-- TEXT SEGMENT --

46.4 F

REVIEW: Churrasco Brazilian Steakhouse opens strong


Churrasco Brazilian Steakhouse opened its doors to Reno on Feb. 19, 2020. The restaurant offers all-you-can-eat (AYCE) Brazilian barbecue that features 15 cuts of meat including beef, chicken, lamb and pork. Many of the cuts are lesser known and quite attractive. Their fresh market table offers distinct condiments, Brazilian staple foods, freshly cut produce, salads and other sides.

Details about the concept and operation

I give high marks to the restaurant for very clearly laying out how the process works on their website. The servers do an excellent job of explaining the process, too.

“In Brazilian tradition, a rodízio is an all-you-can-eat style of restaurant where customers pay a fixed price, and waiters bring food to the table several times throughout the meal, with sides offered buffet-style …” reads their website.

Fresh Market Table at Churrasco. Image: Kaitlin Young.

They offer quite a few different pricing options. The AYCE rodízio dinner, including grilled meat and fresh market table, is available at $47.95. The fresh market table (salad bar) is available for stand-alone purchase at $31. Check their website for lunch and children discounts.

-- SET PROBLEM A --
In the review of Churrasco Brazilian Steakhouse, why does the reviewer give the restaurant high marks under "Details about the concept and operation"? Answer in one to three sentences.
-- SET PROBLEM B --
Write the next part of the Churrasco Brazilian Steakhouse review, picking up after its final sentence on pricing.
The material has no role in this work.

-- EXTRACTED RECORDS --
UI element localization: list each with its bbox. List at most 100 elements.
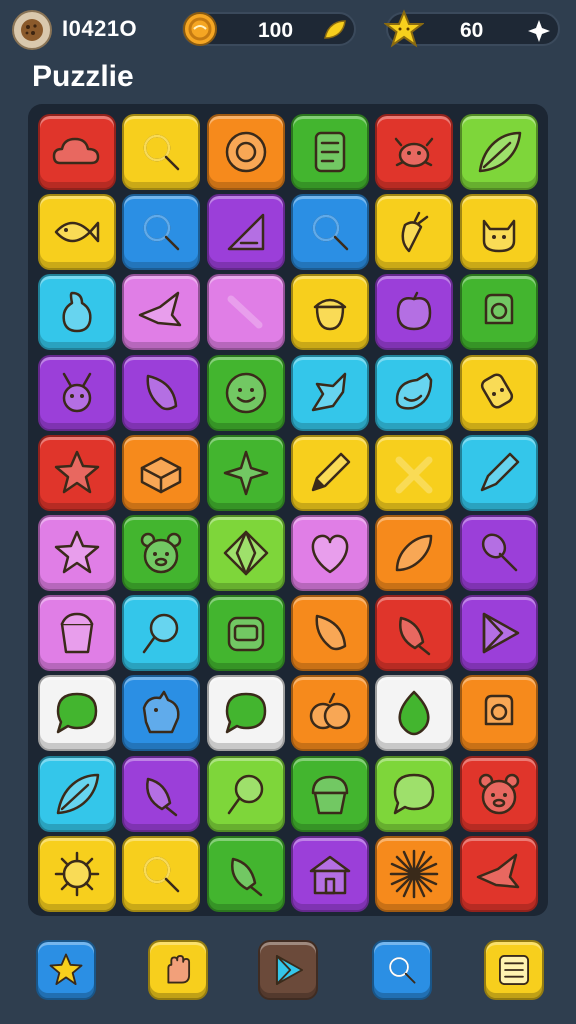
tile-r1-c4[interactable] xyxy=(290,114,369,190)
ring-icon xyxy=(484,695,513,726)
star-button[interactable] xyxy=(36,940,96,1000)
tile-r4-c2[interactable] xyxy=(122,354,201,431)
coin-value: 100 xyxy=(258,19,294,42)
brush-icon xyxy=(230,857,262,897)
tile-r5-c5[interactable] xyxy=(375,434,454,511)
robot-face-icon xyxy=(227,616,264,652)
tile-r4-c5[interactable] xyxy=(375,354,454,431)
bear-face-icon xyxy=(478,773,519,814)
tile-r10-c1[interactable] xyxy=(38,835,116,912)
tile-r1-c2[interactable] xyxy=(122,114,201,190)
tile-r3-c2[interactable] xyxy=(122,274,201,351)
play-icon xyxy=(275,955,303,985)
brush-icon xyxy=(146,777,178,816)
search-button[interactable] xyxy=(372,940,432,1000)
document-icon xyxy=(314,131,346,173)
tile-r7-c2[interactable] xyxy=(122,595,201,672)
tile-r8-c1[interactable] xyxy=(38,675,116,752)
tile-r2-c5[interactable] xyxy=(375,194,454,271)
tile-r10-c2[interactable] xyxy=(122,835,201,912)
tile-r3-c1[interactable] xyxy=(38,274,116,351)
feather-icon xyxy=(146,374,178,410)
tile-r6-c3[interactable] xyxy=(206,515,285,591)
page-title: Puzzlie xyxy=(32,60,134,93)
tile-r2-c2[interactable] xyxy=(122,194,201,271)
pear-icon xyxy=(62,292,92,333)
fish-icon xyxy=(54,221,100,243)
tile-r5-c4[interactable] xyxy=(290,434,369,511)
menu-button[interactable] xyxy=(484,940,544,1000)
cupcake-icon xyxy=(311,775,349,814)
tile-r6-c2[interactable] xyxy=(122,515,201,591)
tile-r8-c5[interactable] xyxy=(375,675,454,752)
list-icon xyxy=(499,955,529,985)
tile-r10-c6[interactable] xyxy=(459,835,538,912)
top-hud: I0421O 100 60 xyxy=(0,8,576,52)
tile-r2-c4[interactable] xyxy=(290,194,369,271)
tile-r2-c3[interactable] xyxy=(206,194,285,271)
tile-r9-c2[interactable] xyxy=(122,755,201,832)
tile-r9-c6[interactable] xyxy=(459,755,538,832)
tile-r9-c5[interactable] xyxy=(375,755,454,832)
tile-r4-c4[interactable] xyxy=(290,354,369,431)
tile-r5-c1[interactable] xyxy=(38,434,116,511)
tile-r5-c2[interactable] xyxy=(122,434,201,511)
tile-r8-c4[interactable] xyxy=(290,675,369,752)
carrot-icon xyxy=(401,211,429,253)
tile-r5-c3[interactable] xyxy=(206,434,285,511)
tile-r8-c6[interactable] xyxy=(459,675,538,752)
leaf-icon xyxy=(56,773,100,814)
tile-r4-c6[interactable] xyxy=(459,354,538,431)
sparkle-icon xyxy=(223,450,268,496)
tile-r2-c6[interactable] xyxy=(459,194,538,271)
crab-icon xyxy=(394,137,434,168)
tile-r5-c6[interactable] xyxy=(459,434,538,511)
tile-r1-c3[interactable] xyxy=(206,114,285,190)
avatar[interactable] xyxy=(12,10,52,50)
smiley-icon xyxy=(225,372,266,413)
tile-r1-c5[interactable] xyxy=(375,114,454,190)
tile-r6-c1[interactable] xyxy=(38,515,116,591)
bone-icon xyxy=(227,295,263,329)
leaf-icon xyxy=(322,18,348,46)
tile-r2-c1[interactable] xyxy=(38,194,116,271)
triangle-icon xyxy=(227,213,264,251)
chat-bubble-icon xyxy=(225,693,266,734)
tile-r10-c3[interactable] xyxy=(206,835,285,912)
tile-r7-c4[interactable] xyxy=(290,595,369,672)
hand-button[interactable] xyxy=(148,940,208,1000)
tile-r1-c6[interactable] xyxy=(459,114,538,190)
tile-r8-c2[interactable] xyxy=(122,675,201,752)
coin-counter[interactable]: 100 xyxy=(182,12,356,46)
tile-r8-c3[interactable] xyxy=(206,675,285,752)
tile-r7-c1[interactable] xyxy=(38,595,116,672)
tile-r3-c5[interactable] xyxy=(375,274,454,351)
tile-r9-c1[interactable] xyxy=(38,755,116,832)
tile-r6-c5[interactable] xyxy=(375,515,454,591)
magnifier-icon xyxy=(144,214,180,251)
tile-r7-c3[interactable] xyxy=(206,595,285,672)
tile-r1-c1[interactable] xyxy=(38,114,116,190)
tile-r10-c4[interactable] xyxy=(290,835,369,912)
tile-r4-c1[interactable] xyxy=(38,354,116,431)
star-icon xyxy=(49,953,83,985)
tile-r9-c3[interactable] xyxy=(206,755,285,832)
tile-r7-c6[interactable] xyxy=(459,595,538,672)
tile-r3-c3[interactable] xyxy=(206,274,285,351)
tile-r6-c4[interactable] xyxy=(290,515,369,591)
bottle-icon xyxy=(480,373,513,409)
tile-r7-c5[interactable] xyxy=(375,595,454,672)
bird-icon xyxy=(476,853,519,889)
tile-r10-c5[interactable] xyxy=(375,835,454,912)
tile-r6-c6[interactable] xyxy=(459,515,538,591)
tile-r3-c6[interactable] xyxy=(459,274,538,351)
star-counter[interactable]: 60 xyxy=(383,9,560,48)
tile-r9-c4[interactable] xyxy=(290,755,369,832)
tile-r3-c4[interactable] xyxy=(290,274,369,351)
play-button[interactable] xyxy=(258,940,318,1000)
cup-icon xyxy=(60,612,94,654)
dog-icon xyxy=(143,691,180,734)
gem-icon xyxy=(223,530,268,576)
tile-r4-c3[interactable] xyxy=(206,354,285,431)
magnifier-icon xyxy=(144,134,180,171)
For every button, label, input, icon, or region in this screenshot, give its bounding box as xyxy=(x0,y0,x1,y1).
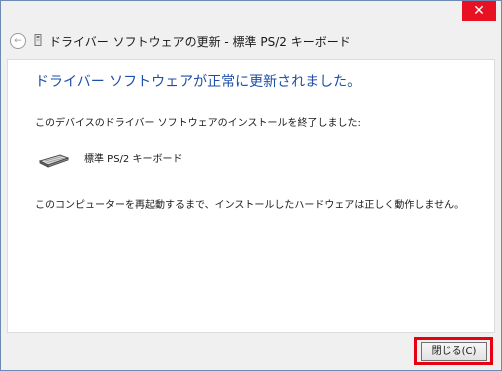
success-heading: ドライバー ソフトウェアが正常に更新されました。 xyxy=(35,74,362,90)
close-icon: ✕ xyxy=(473,3,485,19)
window-close-button[interactable]: ✕ xyxy=(462,1,496,21)
driver-update-window: ✕ ← ドライバー ソフトウェアの更新 - 標準 PS/2 キーボード ドライバ… xyxy=(0,0,502,371)
back-arrow-icon: ← xyxy=(14,36,22,46)
restart-message: このコンピューターを再起動するまで、インストールしたハードウェアは正しく動作しま… xyxy=(35,200,465,211)
keyboard-icon xyxy=(38,154,70,168)
content-panel: ドライバー ソフトウェアが正常に更新されました。 このデバイスのドライバー ソフ… xyxy=(7,59,495,333)
button-bar: 閉じる(C) xyxy=(1,333,501,370)
wizard-title: ドライバー ソフトウェアの更新 - 標準 PS/2 キーボード xyxy=(49,35,351,49)
close-button[interactable]: 閉じる(C) xyxy=(421,342,487,361)
wizard-header: ← ドライバー ソフトウェアの更新 - 標準 PS/2 キーボード xyxy=(1,23,501,59)
finished-message: このデバイスのドライバー ソフトウェアのインストールを終了しました: xyxy=(35,118,361,129)
device-manager-icon xyxy=(34,34,42,46)
title-bar: ✕ xyxy=(1,1,501,23)
back-button[interactable]: ← xyxy=(10,33,26,49)
device-name: 標準 PS/2 キーボード xyxy=(84,154,183,165)
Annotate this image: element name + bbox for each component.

-- WRITTEN ANSWER A --
The reviewer gives high marks because the restaurant lays out very clearly on its website how the process works. The servers also explain the process well.

-- WRITTEN ANSWER B --
Diners use green and red “chips” to indicate that they are ready for more cuts of meat. Green signals the desire for more, and red signals hold off.

The “gauchos” are your meat carvers. Their outfits resemble South American cowboys. At any one time, there are about two to four different cuts of meat being served by various gauchos. They will identify the cut and ask you about your desired doneness and quantity. You assist the gaucho at plating your carved meat with the help of small, pronged tongs. Your assistance helps to prevent splashes or drops.

The gauchos do an excellent job at cutting the larger pieces thinly, so you can try a wide variety. Some of the smaller cuts, linguiça or Frango com Bacon (bacon-wrapped chicken breast nuggets) for example, are served whole.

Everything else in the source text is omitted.